WHAT YOU ARE ASKED TO DO
Your task is to write out the complete listing exactly as it is shown.

SUPPLIED DATA
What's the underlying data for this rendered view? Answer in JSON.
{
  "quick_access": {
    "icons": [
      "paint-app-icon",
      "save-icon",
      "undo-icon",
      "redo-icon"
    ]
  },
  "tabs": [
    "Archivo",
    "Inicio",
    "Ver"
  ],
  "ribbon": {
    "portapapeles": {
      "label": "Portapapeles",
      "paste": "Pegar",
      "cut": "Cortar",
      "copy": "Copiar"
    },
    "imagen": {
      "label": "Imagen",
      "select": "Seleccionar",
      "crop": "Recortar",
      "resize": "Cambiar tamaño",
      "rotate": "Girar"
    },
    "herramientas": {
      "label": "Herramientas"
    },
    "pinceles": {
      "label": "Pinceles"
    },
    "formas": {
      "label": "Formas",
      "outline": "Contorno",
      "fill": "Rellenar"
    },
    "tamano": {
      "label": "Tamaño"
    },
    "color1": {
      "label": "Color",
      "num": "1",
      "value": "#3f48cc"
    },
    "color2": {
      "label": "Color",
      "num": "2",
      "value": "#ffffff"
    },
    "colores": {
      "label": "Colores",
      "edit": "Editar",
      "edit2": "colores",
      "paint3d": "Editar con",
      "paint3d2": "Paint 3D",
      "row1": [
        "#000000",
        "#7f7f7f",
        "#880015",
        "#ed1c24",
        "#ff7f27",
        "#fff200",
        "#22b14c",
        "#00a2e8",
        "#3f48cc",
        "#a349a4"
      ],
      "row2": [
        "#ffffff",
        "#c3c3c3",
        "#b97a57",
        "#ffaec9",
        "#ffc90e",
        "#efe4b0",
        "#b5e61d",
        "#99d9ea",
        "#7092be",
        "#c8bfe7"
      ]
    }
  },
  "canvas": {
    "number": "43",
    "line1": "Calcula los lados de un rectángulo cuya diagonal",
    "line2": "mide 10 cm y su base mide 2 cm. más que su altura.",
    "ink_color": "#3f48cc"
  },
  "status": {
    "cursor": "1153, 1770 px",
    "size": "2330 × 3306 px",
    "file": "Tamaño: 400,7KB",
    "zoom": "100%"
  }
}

SOLUTION FOR THIS TASK
What's the underlying data for this rendered view? Answer in JSON.
{
  "quick_access": {
    "icons": [
      "paint-app-icon",
      "save-icon",
      "undo-icon",
      "redo-icon"
    ]
  },
  "tabs": [
    "Archivo",
    "Inicio",
    "Ver"
  ],
  "ribbon": {
    "portapapeles": {
      "label": "Portapapeles",
      "paste": "Pegar",
      "cut": "Cortar",
      "copy": "Copiar"
    },
    "imagen": {
      "label": "Imagen",
      "select": "Seleccionar",
      "crop": "Recortar",
      "resize": "Cambiar tamaño",
      "rotate": "Girar"
    },
    "herramientas": {
      "label": "Herramientas"
    },
    "pinceles": {
      "label": "Pinceles"
    },
    "formas": {
      "label": "Formas",
      "outline": "Contorno",
      "fill": "Rellenar"
    },
    "tamano": {
      "label": "Tamaño"
    },
    "color1": {
      "label": "Color",
      "num": "1",
      "value": "#3f48cc"
    },
    "color2": {
      "label": "Color",
      "num": "2",
      "value": "#ffffff"
    },
    "colores": {
      "label": "Colores",
      "edit": "Editar",
      "edit2": "colores",
      "paint3d": "Editar con",
      "paint3d2": "Paint 3D",
      "row1": [
        "#000000",
        "#7f7f7f",
        "#880015",
        "#ed1c24",
        "#ff7f27",
        "#fff200",
        "#22b14c",
        "#00a2e8",
        "#3f48cc",
        "#a349a4"
      ],
      "row2": [
        "#ffffff",
        "#c3c3c3",
        "#b97a57",
        "#ffaec9",
        "#ffc90e",
        "#efe4b0",
        "#b5e61d",
        "#99d9ea",
        "#7092be",
        "#c8bfe7"
      ]
    }
  },
  "canvas": {
    "number": "43",
    "line1": "Calcula los lados de un rectángulo cuya diagonal",
    "line2": "mide 10 cm y su base mide 2 cm. más que su altura.",
    "ink_color": "#3f48cc"
  },
  "status": {
    "cursor": "1153, 1770 px",
    "size": "2330 × 3306 px",
    "file": "Tamaño: 400,7KB",
    "zoom": "100%"
  }
}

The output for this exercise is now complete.